(TASK STATEMENT):
Print the full listing exactly.

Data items

-=-=-

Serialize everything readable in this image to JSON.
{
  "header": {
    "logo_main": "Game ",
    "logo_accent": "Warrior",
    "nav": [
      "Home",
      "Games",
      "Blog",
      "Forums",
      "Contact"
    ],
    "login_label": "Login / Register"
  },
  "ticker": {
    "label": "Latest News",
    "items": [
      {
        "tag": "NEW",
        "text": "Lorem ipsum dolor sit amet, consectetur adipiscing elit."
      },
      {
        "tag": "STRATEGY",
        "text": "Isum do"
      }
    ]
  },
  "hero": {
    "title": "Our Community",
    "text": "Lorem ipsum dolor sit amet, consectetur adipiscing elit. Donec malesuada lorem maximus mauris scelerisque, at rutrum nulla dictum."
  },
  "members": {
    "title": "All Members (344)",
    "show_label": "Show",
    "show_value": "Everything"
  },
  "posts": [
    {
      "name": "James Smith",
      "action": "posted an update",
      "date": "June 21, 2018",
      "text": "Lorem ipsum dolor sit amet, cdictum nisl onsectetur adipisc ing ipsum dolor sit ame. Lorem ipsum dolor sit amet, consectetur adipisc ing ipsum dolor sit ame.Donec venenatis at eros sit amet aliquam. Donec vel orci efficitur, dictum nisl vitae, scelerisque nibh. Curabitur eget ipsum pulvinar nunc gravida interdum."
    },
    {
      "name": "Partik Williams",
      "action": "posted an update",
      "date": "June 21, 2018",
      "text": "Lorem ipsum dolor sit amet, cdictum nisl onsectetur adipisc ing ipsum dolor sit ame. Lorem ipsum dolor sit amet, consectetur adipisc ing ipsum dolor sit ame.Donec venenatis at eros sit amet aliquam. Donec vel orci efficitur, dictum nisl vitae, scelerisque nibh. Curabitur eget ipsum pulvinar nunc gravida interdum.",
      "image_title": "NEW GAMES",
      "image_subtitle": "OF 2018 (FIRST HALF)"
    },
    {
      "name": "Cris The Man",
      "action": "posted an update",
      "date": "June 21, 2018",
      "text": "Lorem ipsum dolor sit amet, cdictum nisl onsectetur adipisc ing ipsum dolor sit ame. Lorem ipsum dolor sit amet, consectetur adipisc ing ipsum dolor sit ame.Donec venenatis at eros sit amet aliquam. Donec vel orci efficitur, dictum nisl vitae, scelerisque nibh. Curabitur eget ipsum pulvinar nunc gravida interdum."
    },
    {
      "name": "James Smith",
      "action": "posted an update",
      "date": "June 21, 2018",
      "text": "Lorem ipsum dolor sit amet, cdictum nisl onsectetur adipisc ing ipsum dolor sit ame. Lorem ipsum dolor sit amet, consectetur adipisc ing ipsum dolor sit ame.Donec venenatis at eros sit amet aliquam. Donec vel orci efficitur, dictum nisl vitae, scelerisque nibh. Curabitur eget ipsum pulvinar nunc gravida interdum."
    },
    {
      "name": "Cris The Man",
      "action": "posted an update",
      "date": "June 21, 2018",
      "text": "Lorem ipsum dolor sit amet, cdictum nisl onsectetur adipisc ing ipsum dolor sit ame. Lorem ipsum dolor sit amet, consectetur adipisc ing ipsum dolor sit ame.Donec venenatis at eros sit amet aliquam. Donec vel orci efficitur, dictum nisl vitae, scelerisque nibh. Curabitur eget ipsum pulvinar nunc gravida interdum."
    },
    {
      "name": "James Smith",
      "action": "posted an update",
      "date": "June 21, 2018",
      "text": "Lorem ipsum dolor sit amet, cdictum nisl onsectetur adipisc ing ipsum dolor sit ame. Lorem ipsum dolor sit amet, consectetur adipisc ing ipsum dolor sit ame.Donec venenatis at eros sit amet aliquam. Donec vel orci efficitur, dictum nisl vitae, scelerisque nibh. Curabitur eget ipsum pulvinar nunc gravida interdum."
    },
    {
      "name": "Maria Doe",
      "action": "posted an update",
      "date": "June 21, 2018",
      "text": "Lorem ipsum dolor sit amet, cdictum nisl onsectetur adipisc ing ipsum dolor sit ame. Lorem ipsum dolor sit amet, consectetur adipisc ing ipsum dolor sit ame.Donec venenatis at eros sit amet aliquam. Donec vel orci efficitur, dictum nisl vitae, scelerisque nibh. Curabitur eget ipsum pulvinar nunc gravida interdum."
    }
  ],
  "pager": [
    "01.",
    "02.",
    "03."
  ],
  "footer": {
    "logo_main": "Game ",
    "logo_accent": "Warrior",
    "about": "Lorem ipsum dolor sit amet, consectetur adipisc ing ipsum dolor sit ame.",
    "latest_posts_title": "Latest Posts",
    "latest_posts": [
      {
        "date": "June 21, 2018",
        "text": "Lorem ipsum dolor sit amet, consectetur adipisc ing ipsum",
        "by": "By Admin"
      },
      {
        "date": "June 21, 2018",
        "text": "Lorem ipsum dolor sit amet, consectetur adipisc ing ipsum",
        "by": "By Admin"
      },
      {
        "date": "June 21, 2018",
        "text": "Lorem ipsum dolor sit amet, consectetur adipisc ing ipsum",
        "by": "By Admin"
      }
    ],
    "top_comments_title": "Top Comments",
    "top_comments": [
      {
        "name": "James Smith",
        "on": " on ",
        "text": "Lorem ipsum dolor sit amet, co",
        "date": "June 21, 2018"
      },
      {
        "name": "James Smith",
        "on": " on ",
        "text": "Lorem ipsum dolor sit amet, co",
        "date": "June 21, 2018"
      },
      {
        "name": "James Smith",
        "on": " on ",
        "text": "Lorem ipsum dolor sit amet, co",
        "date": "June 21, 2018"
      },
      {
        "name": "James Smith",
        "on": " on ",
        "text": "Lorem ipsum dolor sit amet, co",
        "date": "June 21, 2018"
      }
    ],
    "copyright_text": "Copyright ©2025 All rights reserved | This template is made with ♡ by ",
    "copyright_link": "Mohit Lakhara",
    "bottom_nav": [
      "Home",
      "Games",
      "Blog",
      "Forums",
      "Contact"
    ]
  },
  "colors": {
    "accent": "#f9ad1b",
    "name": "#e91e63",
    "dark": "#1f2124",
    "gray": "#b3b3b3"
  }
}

-=-=-

(FINAL RESULT):
Serialize everything readable in this image to JSON.
{
  "header": {
    "logo_main": "Game ",
    "logo_accent": "Warrior",
    "nav": [
      "Home",
      "Games",
      "Blog",
      "Forums",
      "Contact"
    ],
    "login_label": "Login / Register"
  },
  "ticker": {
    "label": "Latest News",
    "items": [
      {
        "tag": "NEW",
        "text": "Lorem ipsum dolor sit amet, consectetur adipiscing elit."
      },
      {
        "tag": "STRATEGY",
        "text": "Isum do"
      }
    ]
  },
  "hero": {
    "title": "Our Community",
    "text": "Lorem ipsum dolor sit amet, consectetur adipiscing elit. Donec malesuada lorem maximus mauris scelerisque, at rutrum nulla dictum."
  },
  "members": {
    "title": "All Members (344)",
    "show_label": "Show",
    "show_value": "Everything"
  },
  "posts": [
    {
      "name": "James Smith",
      "action": "posted an update",
      "date": "June 21, 2018",
      "text": "Lorem ipsum dolor sit amet, cdictum nisl onsectetur adipisc ing ipsum dolor sit ame. Lorem ipsum dolor sit amet, consectetur adipisc ing ipsum dolor sit ame.Donec venenatis at eros sit amet aliquam. Donec vel orci efficitur, dictum nisl vitae, scelerisque nibh. Curabitur eget ipsum pulvinar nunc gravida interdum."
    },
    {
      "name": "Partik Williams",
      "action": "posted an update",
      "date": "June 21, 2018",
      "text": "Lorem ipsum dolor sit amet, cdictum nisl onsectetur adipisc ing ipsum dolor sit ame. Lorem ipsum dolor sit amet, consectetur adipisc ing ipsum dolor sit ame.Donec venenatis at eros sit amet aliquam. Donec vel orci efficitur, dictum nisl vitae, scelerisque nibh. Curabitur eget ipsum pulvinar nunc gravida interdum.",
      "image_title": "NEW GAMES",
      "image_subtitle": "OF 2018 (FIRST HALF)"
    },
    {
      "name": "Cris The Man",
      "action": "posted an update",
      "date": "June 21, 2018",
      "text": "Lorem ipsum dolor sit amet, cdictum nisl onsectetur adipisc ing ipsum dolor sit ame. Lorem ipsum dolor sit amet, consectetur adipisc ing ipsum dolor sit ame.Donec venenatis at eros sit amet aliquam. Donec vel orci efficitur, dictum nisl vitae, scelerisque nibh. Curabitur eget ipsum pulvinar nunc gravida interdum."
    },
    {
      "name": "James Smith",
      "action": "posted an update",
      "date": "June 21, 2018",
      "text": "Lorem ipsum dolor sit amet, cdictum nisl onsectetur adipisc ing ipsum dolor sit ame. Lorem ipsum dolor sit amet, consectetur adipisc ing ipsum dolor sit ame.Donec venenatis at eros sit amet aliquam. Donec vel orci efficitur, dictum nisl vitae, scelerisque nibh. Curabitur eget ipsum pulvinar nunc gravida interdum."
    },
    {
      "name": "Cris The Man",
      "action": "posted an update",
      "date": "June 21, 2018",
      "text": "Lorem ipsum dolor sit amet, cdictum nisl onsectetur adipisc ing ipsum dolor sit ame. Lorem ipsum dolor sit amet, consectetur adipisc ing ipsum dolor sit ame.Donec venenatis at eros sit amet aliquam. Donec vel orci efficitur, dictum nisl vitae, scelerisque nibh. Curabitur eget ipsum pulvinar nunc gravida interdum."
    },
    {
      "name": "James Smith",
      "action": "posted an update",
      "date": "June 21, 2018",
      "text": "Lorem ipsum dolor sit amet, cdictum nisl onsectetur adipisc ing ipsum dolor sit ame. Lorem ipsum dolor sit amet, consectetur adipisc ing ipsum dolor sit ame.Donec venenatis at eros sit amet aliquam. Donec vel orci efficitur, dictum nisl vitae, scelerisque nibh. Curabitur eget ipsum pulvinar nunc gravida interdum."
    },
    {
      "name": "Maria Doe",
      "action": "posted an update",
      "date": "June 21, 2018",
      "text": "Lorem ipsum dolor sit amet, cdictum nisl onsectetur adipisc ing ipsum dolor sit ame. Lorem ipsum dolor sit amet, consectetur adipisc ing ipsum dolor sit ame.Donec venenatis at eros sit amet aliquam. Donec vel orci efficitur, dictum nisl vitae, scelerisque nibh. Curabitur eget ipsum pulvinar nunc gravida interdum."
    }
  ],
  "pager": [
    "01.",
    "02.",
    "03."
  ],
  "footer": {
    "logo_main": "Game ",
    "logo_accent": "Warrior",
    "about": "Lorem ipsum dolor sit amet, consectetur adipisc ing ipsum dolor sit ame.",
    "latest_posts_title": "Latest Posts",
    "latest_posts": [
      {
        "date": "June 21, 2018",
        "text": "Lorem ipsum dolor sit amet, consectetur adipisc ing ipsum",
        "by": "By Admin"
      },
      {
        "date": "June 21, 2018",
        "text": "Lorem ipsum dolor sit amet, consectetur adipisc ing ipsum",
        "by": "By Admin"
      },
      {
        "date": "June 21, 2018",
        "text": "Lorem ipsum dolor sit amet, consectetur adipisc ing ipsum",
        "by": "By Admin"
      }
    ],
    "top_comments_title": "Top Comments",
    "top_comments": [
      {
        "name": "James Smith",
        "on": " on ",
        "text": "Lorem ipsum dolor sit amet, co",
        "date": "June 21, 2018"
      },
      {
        "name": "James Smith",
        "on": " on ",
        "text": "Lorem ipsum dolor sit amet, co",
        "date": "June 21, 2018"
      },
      {
        "name": "James Smith",
        "on": " on ",
        "text": "Lorem ipsum dolor sit amet, co",
        "date": "June 21, 2018"
      },
      {
        "name": "James Smith",
        "on": " on ",
        "text": "Lorem ipsum dolor sit amet, co",
        "date": "June 21, 2018"
      }
    ],
    "copyright_text": "Copyright ©2025 All rights reserved | This template is made with ♡ by ",
    "copyright_link": "Mohit Lakhara",
    "bottom_nav": [
      "Home",
      "Games",
      "Blog",
      "Forums",
      "Contact"
    ]
  },
  "colors": {
    "accent": "#f9ad1b",
    "name": "#e91e63",
    "dark": "#1f2124",
    "gray": "#b3b3b3"
  }
}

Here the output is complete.